#### Information supplied

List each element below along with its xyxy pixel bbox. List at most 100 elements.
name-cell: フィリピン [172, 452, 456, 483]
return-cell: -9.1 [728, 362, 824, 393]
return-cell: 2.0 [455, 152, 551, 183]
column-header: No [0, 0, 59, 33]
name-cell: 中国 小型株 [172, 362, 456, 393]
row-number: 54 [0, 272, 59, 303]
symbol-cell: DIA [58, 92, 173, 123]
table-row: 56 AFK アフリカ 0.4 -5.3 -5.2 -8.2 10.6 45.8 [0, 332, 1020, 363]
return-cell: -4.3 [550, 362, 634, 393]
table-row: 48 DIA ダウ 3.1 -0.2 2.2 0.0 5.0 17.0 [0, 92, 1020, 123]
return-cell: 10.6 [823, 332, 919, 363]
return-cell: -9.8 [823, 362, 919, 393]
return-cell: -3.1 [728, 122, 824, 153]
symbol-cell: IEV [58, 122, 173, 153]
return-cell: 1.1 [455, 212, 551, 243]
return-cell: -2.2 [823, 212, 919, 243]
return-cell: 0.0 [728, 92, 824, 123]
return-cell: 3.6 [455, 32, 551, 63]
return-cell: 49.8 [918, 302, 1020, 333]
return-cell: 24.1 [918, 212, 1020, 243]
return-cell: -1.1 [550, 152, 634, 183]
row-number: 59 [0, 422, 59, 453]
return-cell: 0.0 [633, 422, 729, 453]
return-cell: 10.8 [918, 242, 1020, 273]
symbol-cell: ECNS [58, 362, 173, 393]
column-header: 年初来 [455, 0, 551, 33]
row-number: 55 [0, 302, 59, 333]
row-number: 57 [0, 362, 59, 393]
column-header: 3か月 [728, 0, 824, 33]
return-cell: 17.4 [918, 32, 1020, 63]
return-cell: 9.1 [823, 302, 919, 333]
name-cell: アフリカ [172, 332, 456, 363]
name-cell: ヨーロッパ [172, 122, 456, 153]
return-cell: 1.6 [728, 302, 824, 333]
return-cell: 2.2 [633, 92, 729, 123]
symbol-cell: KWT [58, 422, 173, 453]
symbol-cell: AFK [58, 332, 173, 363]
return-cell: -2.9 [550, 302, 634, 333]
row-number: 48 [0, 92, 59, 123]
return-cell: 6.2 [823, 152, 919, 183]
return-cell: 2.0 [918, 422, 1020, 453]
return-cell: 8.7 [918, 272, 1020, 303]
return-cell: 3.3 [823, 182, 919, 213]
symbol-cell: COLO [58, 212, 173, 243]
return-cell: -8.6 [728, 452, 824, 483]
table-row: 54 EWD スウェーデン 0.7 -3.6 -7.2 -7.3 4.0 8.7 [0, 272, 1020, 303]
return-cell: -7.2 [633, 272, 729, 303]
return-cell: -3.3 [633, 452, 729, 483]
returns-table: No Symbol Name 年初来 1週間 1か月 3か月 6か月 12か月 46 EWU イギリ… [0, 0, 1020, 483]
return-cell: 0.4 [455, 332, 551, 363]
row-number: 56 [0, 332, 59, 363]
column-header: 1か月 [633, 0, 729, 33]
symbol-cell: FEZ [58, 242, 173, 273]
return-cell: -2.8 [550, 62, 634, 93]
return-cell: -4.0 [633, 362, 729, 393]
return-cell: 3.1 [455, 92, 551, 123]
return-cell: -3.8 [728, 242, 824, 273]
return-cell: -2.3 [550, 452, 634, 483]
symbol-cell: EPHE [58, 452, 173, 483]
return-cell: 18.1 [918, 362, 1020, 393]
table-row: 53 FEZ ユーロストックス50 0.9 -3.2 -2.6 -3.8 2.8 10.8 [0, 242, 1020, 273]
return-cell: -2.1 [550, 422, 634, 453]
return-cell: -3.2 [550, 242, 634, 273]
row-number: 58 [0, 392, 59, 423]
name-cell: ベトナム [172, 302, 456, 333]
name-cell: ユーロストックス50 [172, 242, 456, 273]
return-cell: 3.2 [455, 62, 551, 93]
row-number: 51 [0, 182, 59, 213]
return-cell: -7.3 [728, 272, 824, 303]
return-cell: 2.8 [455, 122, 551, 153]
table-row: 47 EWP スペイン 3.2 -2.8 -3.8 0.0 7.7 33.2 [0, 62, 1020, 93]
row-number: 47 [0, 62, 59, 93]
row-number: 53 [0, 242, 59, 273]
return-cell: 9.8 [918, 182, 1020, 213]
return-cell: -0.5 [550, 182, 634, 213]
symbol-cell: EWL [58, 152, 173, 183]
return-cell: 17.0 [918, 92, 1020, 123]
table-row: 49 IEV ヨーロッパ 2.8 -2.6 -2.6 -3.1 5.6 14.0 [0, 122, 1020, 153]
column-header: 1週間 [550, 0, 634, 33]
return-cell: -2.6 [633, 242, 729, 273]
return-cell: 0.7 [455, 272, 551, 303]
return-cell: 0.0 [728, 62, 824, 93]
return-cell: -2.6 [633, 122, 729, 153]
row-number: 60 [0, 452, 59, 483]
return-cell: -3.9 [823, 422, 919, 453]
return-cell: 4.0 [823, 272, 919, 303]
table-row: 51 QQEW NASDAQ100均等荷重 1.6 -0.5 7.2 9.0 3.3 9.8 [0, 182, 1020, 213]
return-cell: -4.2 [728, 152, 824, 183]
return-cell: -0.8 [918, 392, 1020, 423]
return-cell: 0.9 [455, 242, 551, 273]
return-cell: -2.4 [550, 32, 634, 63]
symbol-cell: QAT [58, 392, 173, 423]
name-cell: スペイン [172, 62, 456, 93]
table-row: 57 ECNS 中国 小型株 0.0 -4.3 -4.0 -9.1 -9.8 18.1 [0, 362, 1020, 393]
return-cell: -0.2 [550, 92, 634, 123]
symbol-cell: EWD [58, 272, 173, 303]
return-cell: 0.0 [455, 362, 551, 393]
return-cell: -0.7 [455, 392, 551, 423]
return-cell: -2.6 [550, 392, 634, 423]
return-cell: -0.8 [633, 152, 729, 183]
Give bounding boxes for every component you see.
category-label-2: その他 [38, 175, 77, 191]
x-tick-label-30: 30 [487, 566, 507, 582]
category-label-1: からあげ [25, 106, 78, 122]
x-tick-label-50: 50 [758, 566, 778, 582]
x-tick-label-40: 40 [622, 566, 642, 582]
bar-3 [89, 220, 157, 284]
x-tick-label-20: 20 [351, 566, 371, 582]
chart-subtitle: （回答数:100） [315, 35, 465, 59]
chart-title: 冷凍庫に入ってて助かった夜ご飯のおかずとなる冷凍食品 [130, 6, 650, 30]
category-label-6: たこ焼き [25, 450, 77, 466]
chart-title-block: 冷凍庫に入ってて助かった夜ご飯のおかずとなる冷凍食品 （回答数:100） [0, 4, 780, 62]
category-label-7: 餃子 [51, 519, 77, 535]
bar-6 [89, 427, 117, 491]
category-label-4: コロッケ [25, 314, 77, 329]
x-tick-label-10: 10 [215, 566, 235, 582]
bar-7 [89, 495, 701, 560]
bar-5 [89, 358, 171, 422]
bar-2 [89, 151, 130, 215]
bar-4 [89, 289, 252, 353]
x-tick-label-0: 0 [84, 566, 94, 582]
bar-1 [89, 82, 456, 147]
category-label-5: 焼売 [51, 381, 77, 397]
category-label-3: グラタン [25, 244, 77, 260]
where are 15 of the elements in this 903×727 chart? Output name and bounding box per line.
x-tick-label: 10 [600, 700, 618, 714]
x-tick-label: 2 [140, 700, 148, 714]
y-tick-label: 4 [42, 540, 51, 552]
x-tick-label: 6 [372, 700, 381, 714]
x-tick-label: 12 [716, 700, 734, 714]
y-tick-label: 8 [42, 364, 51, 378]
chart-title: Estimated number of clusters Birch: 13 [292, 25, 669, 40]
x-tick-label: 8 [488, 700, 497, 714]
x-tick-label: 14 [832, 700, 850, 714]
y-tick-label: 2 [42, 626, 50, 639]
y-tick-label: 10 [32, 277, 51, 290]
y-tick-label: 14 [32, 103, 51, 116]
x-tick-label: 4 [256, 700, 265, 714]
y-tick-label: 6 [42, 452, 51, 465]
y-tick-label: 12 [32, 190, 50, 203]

#### Task instructions
Duplicate the records word for word, from their first line through the line that contains "return-cell: 6.2 [823, 152, 919, 183]", including both of those lines.

#### Complete answer
List each element below along with its xyxy pixel bbox. List at most 100 elements.
name-cell: フィリピン [172, 452, 456, 483]
return-cell: -9.1 [728, 362, 824, 393]
return-cell: 2.0 [455, 152, 551, 183]
column-header: No [0, 0, 59, 33]
name-cell: 中国 小型株 [172, 362, 456, 393]
row-number: 54 [0, 272, 59, 303]
symbol-cell: DIA [58, 92, 173, 123]
table-row: 56 AFK アフリカ 0.4 -5.3 -5.2 -8.2 10.6 45.8 [0, 332, 1020, 363]
return-cell: -4.3 [550, 362, 634, 393]
table-row: 48 DIA ダウ 3.1 -0.2 2.2 0.0 5.0 17.0 [0, 92, 1020, 123]
return-cell: 10.6 [823, 332, 919, 363]
return-cell: -9.8 [823, 362, 919, 393]
return-cell: -3.1 [728, 122, 824, 153]
symbol-cell: IEV [58, 122, 173, 153]
return-cell: 1.1 [455, 212, 551, 243]
return-cell: -2.2 [823, 212, 919, 243]
return-cell: 0.0 [728, 92, 824, 123]
return-cell: 3.6 [455, 32, 551, 63]
return-cell: 49.8 [918, 302, 1020, 333]
return-cell: 24.1 [918, 212, 1020, 243]
return-cell: -1.1 [550, 152, 634, 183]
row-number: 59 [0, 422, 59, 453]
return-cell: 0.0 [633, 422, 729, 453]
return-cell: 10.8 [918, 242, 1020, 273]
symbol-cell: ECNS [58, 362, 173, 393]
column-header: 年初来 [455, 0, 551, 33]
row-number: 55 [0, 302, 59, 333]
row-number: 57 [0, 362, 59, 393]
column-header: 3か月 [728, 0, 824, 33]
return-cell: 17.4 [918, 32, 1020, 63]
return-cell: 9.1 [823, 302, 919, 333]
name-cell: アフリカ [172, 332, 456, 363]
name-cell: ヨーロッパ [172, 122, 456, 153]
return-cell: 1.6 [728, 302, 824, 333]
return-cell: 2.2 [633, 92, 729, 123]
symbol-cell: KWT [58, 422, 173, 453]
symbol-cell: AFK [58, 332, 173, 363]
return-cell: -2.9 [550, 302, 634, 333]
row-number: 48 [0, 92, 59, 123]
return-cell: 6.2 [823, 152, 919, 183]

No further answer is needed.